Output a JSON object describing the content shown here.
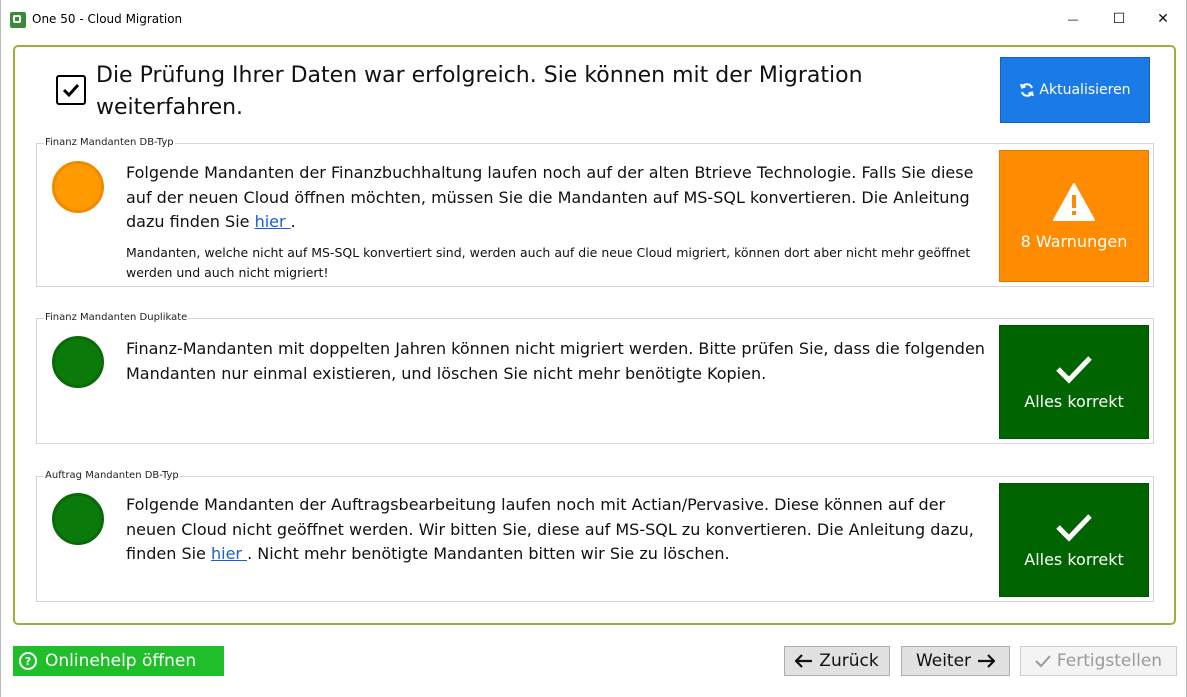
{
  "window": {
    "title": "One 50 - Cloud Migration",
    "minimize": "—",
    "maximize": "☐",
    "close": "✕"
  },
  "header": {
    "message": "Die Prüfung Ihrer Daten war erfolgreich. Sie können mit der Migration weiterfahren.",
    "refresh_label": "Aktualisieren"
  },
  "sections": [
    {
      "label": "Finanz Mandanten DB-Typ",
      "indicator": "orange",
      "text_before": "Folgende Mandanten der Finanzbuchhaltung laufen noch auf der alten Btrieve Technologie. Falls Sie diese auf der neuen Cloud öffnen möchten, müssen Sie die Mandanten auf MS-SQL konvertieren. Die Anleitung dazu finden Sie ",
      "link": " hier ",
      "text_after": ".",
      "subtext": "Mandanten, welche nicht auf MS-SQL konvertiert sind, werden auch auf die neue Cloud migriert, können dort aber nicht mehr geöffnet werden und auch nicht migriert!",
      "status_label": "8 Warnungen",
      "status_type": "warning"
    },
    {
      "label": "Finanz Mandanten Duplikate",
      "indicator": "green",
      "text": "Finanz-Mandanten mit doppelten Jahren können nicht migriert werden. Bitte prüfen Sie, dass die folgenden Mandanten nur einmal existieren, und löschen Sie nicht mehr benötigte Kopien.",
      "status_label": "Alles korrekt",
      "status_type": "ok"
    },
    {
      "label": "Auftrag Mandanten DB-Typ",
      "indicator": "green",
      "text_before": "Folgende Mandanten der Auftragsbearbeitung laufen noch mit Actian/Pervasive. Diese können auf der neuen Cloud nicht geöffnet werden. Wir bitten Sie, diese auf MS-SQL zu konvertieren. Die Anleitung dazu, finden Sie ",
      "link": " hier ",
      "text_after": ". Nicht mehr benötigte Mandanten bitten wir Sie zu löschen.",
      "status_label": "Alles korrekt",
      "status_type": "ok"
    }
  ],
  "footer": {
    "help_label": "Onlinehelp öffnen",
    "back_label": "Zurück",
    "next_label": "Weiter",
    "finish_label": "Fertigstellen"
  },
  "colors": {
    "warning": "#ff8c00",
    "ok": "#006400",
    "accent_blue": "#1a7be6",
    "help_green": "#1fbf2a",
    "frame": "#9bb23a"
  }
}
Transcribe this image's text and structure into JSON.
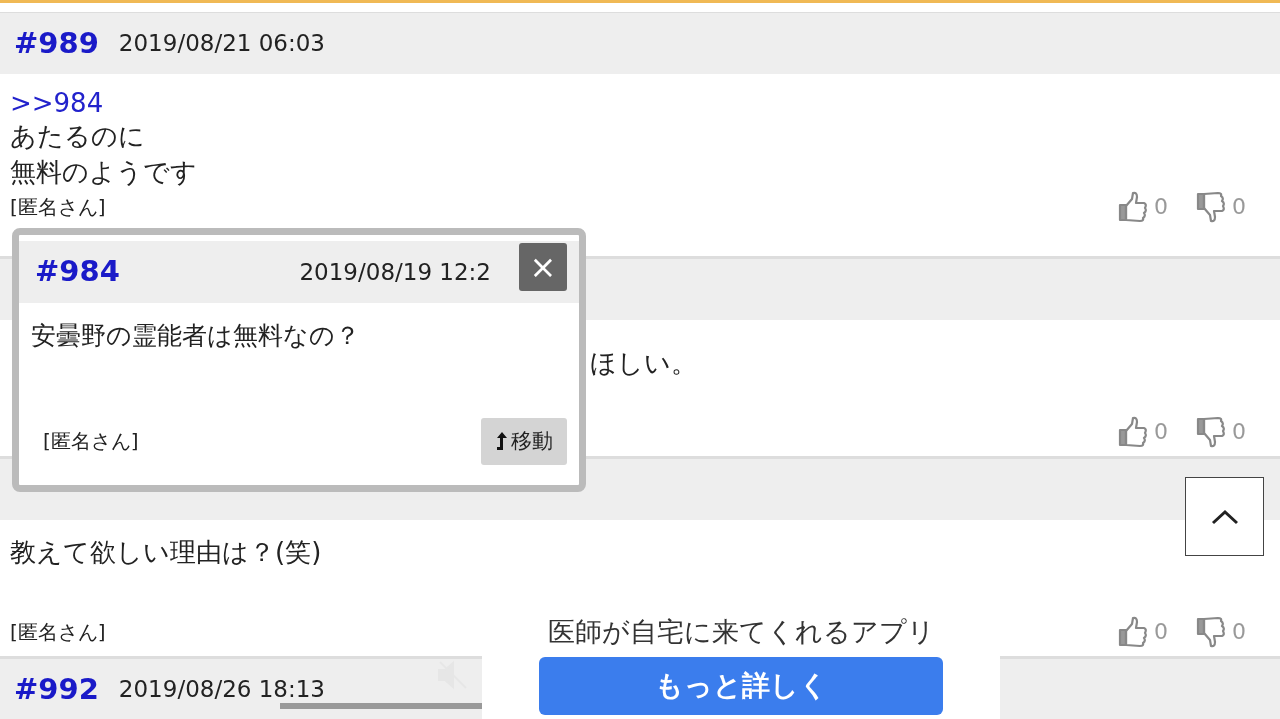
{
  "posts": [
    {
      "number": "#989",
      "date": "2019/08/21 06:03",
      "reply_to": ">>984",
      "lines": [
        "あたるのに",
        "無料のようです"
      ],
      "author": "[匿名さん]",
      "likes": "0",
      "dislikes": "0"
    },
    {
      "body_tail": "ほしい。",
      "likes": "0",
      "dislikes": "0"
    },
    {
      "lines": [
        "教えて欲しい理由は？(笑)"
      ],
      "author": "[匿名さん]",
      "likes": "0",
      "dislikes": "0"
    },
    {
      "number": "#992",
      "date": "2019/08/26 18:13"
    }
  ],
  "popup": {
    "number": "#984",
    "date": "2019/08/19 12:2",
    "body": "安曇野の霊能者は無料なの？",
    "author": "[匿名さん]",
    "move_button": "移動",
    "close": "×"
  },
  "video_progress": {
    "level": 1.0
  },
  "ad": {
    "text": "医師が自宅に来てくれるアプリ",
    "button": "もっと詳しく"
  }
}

————————

# Set exercise
In the records above, find the line containing "Transcribe this image's". Reproduce it and every line after it through the last line, omitting pictures.

# Answer in full
Transcribe this image's text and structure into JSON.
{
  "posts": [
    {
      "number": "#989",
      "date": "2019/08/21 06:03",
      "reply_to": ">>984",
      "lines": [
        "あたるのに",
        "無料のようです"
      ],
      "author": "[匿名さん]",
      "likes": "0",
      "dislikes": "0"
    },
    {
      "body_tail": "ほしい。",
      "likes": "0",
      "dislikes": "0"
    },
    {
      "lines": [
        "教えて欲しい理由は？(笑)"
      ],
      "author": "[匿名さん]",
      "likes": "0",
      "dislikes": "0"
    },
    {
      "number": "#992",
      "date": "2019/08/26 18:13"
    }
  ],
  "popup": {
    "number": "#984",
    "date": "2019/08/19 12:2",
    "body": "安曇野の霊能者は無料なの？",
    "author": "[匿名さん]",
    "move_button": "移動",
    "close": "×"
  },
  "video_progress": {
    "level": 1.0
  },
  "ad": {
    "text": "医師が自宅に来てくれるアプリ",
    "button": "もっと詳しく"
  }
}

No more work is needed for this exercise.